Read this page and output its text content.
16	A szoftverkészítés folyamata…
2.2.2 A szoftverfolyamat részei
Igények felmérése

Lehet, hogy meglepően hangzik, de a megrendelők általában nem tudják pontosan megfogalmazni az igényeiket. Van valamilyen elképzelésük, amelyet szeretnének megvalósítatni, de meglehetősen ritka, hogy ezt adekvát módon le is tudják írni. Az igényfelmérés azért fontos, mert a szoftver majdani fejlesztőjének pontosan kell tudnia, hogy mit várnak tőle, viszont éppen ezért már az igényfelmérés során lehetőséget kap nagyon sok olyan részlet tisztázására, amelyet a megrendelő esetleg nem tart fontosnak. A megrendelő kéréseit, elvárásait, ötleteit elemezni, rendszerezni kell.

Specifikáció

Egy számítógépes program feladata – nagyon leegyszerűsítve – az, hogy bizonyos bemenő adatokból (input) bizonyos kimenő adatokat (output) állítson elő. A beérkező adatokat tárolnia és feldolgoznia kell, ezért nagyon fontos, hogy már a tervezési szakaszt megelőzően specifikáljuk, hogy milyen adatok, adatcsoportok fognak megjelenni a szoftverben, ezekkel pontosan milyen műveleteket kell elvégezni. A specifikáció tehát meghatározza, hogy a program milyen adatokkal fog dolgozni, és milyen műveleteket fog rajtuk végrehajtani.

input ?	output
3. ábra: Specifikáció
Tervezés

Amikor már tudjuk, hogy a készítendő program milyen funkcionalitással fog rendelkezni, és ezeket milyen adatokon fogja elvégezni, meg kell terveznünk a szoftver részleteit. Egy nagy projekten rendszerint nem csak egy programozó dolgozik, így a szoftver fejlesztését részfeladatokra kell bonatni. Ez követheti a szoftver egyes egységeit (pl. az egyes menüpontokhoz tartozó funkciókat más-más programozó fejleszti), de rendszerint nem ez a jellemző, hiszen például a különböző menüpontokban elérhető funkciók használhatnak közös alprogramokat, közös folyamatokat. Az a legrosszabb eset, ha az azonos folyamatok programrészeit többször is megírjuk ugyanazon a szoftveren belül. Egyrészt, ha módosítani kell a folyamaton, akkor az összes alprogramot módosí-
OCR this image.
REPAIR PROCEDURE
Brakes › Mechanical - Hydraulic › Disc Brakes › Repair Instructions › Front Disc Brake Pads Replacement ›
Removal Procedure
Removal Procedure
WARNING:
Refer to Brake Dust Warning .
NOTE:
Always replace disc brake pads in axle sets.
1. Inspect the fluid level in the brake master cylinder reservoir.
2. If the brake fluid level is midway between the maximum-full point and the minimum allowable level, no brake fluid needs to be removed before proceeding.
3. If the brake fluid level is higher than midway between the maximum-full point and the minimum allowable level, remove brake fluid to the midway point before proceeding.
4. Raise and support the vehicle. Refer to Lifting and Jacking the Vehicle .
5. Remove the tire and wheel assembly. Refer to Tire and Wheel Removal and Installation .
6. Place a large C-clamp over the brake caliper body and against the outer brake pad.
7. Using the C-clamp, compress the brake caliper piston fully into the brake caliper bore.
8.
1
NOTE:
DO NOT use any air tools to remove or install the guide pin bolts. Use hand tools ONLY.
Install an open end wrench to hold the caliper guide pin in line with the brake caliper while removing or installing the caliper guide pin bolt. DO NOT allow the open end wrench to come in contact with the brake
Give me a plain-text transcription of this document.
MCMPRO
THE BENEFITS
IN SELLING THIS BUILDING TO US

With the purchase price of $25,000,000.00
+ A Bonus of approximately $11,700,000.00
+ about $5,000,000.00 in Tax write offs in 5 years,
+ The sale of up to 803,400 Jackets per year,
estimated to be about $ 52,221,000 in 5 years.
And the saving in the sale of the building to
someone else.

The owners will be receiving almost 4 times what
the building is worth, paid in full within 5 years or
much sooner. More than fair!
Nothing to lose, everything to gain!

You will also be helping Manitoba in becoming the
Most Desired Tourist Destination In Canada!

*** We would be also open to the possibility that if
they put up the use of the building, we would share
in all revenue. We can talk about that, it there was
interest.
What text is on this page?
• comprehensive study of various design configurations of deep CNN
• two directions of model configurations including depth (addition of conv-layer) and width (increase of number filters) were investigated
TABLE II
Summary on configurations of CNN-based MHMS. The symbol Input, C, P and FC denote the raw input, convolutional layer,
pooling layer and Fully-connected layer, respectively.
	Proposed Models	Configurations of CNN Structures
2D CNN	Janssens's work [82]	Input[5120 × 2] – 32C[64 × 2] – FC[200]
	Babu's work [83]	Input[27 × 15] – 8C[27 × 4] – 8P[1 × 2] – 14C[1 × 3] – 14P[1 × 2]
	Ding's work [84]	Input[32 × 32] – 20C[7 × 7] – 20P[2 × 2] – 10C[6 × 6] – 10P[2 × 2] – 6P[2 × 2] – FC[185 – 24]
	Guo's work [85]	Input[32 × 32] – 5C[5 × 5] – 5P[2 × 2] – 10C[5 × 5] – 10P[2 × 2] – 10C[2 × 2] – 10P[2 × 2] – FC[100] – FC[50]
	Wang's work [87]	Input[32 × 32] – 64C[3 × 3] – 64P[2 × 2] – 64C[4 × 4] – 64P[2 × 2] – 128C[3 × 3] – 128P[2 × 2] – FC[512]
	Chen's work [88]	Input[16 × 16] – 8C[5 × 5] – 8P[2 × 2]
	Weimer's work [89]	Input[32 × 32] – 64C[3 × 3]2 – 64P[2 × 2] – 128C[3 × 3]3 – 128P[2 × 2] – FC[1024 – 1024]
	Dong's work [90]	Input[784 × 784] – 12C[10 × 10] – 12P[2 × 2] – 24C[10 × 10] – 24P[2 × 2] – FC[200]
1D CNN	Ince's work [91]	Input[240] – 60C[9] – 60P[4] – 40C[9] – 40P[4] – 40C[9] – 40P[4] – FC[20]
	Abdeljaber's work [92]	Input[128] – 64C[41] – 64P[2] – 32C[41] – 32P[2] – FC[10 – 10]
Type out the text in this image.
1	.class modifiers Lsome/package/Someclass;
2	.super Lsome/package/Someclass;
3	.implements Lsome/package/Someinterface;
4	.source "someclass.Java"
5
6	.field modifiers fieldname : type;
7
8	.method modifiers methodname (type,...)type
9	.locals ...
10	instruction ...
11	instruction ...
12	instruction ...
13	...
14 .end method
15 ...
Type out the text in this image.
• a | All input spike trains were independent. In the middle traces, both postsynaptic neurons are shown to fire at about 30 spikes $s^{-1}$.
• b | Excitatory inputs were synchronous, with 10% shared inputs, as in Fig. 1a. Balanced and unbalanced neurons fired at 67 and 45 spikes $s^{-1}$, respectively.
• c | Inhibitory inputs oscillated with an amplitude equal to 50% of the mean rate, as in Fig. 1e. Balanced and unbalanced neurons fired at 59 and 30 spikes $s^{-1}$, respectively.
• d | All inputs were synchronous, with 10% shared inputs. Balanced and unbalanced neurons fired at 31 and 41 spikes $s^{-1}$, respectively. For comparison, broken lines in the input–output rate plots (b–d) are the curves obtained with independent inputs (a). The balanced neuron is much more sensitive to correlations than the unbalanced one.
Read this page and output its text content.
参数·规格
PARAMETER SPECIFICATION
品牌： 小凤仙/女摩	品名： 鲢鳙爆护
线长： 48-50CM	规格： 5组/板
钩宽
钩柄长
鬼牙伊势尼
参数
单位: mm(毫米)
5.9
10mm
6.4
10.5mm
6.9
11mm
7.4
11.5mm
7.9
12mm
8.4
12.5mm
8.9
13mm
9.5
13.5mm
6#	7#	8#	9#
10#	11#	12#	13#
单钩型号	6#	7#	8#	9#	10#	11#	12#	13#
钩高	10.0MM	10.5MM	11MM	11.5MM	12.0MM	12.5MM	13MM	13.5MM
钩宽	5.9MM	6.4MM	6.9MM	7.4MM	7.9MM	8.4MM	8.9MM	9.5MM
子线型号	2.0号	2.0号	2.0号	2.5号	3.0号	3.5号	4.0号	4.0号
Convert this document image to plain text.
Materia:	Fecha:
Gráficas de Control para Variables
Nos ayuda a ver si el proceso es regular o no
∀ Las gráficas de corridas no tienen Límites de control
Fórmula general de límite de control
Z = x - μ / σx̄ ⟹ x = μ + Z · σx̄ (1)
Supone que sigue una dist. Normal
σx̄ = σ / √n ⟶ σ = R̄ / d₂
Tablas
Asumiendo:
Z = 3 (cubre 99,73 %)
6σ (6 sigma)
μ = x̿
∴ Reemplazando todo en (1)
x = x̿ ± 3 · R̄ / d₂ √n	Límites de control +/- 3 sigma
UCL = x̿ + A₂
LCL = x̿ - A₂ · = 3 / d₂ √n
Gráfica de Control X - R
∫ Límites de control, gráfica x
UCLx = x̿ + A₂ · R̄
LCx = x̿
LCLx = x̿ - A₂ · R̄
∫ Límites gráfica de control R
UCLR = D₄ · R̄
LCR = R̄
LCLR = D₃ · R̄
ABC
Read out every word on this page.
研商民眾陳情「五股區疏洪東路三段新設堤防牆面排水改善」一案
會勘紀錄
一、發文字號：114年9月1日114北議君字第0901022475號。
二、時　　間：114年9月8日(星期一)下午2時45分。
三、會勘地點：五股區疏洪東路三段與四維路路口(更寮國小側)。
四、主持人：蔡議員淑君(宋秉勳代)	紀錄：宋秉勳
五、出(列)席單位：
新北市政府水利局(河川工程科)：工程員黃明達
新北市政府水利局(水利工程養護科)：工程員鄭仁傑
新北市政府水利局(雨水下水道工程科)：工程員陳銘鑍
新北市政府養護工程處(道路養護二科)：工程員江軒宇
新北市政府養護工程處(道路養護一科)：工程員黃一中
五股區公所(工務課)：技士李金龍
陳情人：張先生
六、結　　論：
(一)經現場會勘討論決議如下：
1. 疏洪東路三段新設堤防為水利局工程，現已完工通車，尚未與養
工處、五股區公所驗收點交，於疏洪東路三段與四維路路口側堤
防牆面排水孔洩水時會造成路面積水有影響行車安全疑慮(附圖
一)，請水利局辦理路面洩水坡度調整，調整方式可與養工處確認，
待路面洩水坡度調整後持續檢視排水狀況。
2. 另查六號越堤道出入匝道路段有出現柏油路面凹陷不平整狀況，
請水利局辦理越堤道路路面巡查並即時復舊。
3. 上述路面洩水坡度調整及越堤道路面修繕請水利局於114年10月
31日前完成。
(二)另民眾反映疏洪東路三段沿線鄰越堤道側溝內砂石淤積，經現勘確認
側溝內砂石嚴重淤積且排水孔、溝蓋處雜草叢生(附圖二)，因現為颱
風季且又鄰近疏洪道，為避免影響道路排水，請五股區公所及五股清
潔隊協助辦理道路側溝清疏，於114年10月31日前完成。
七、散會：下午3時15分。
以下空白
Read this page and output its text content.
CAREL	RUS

PROMPT —
The word "midway" appears in how many lines of the records? Give the number only.

FULL OUTPUT —
2